■ What you will do
Compile every line that includes the word "active".

[Some records]
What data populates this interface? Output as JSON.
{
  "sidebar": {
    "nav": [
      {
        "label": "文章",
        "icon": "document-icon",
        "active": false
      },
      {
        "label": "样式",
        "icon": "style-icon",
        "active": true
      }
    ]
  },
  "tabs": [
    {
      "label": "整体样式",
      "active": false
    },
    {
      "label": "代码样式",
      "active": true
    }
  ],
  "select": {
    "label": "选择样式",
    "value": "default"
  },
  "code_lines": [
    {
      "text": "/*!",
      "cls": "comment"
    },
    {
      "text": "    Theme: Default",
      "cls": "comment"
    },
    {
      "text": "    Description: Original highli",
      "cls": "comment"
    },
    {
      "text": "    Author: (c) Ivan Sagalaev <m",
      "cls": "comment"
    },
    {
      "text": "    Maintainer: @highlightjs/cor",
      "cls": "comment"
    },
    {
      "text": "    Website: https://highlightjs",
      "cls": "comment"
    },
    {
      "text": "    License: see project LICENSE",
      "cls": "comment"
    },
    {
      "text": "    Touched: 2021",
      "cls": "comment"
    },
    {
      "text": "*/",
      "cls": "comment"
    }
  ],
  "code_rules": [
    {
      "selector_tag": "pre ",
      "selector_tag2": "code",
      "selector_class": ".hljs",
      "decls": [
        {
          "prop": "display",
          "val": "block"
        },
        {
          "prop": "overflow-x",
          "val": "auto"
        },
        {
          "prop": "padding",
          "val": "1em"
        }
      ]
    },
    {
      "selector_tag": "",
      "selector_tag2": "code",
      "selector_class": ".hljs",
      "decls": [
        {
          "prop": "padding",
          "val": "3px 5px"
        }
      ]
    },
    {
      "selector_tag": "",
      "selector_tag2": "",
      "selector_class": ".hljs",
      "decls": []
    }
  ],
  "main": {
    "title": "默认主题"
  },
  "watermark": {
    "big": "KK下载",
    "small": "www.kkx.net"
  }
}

■ Final answer
        "active": false
        "active": true
      "active": false
      "active": true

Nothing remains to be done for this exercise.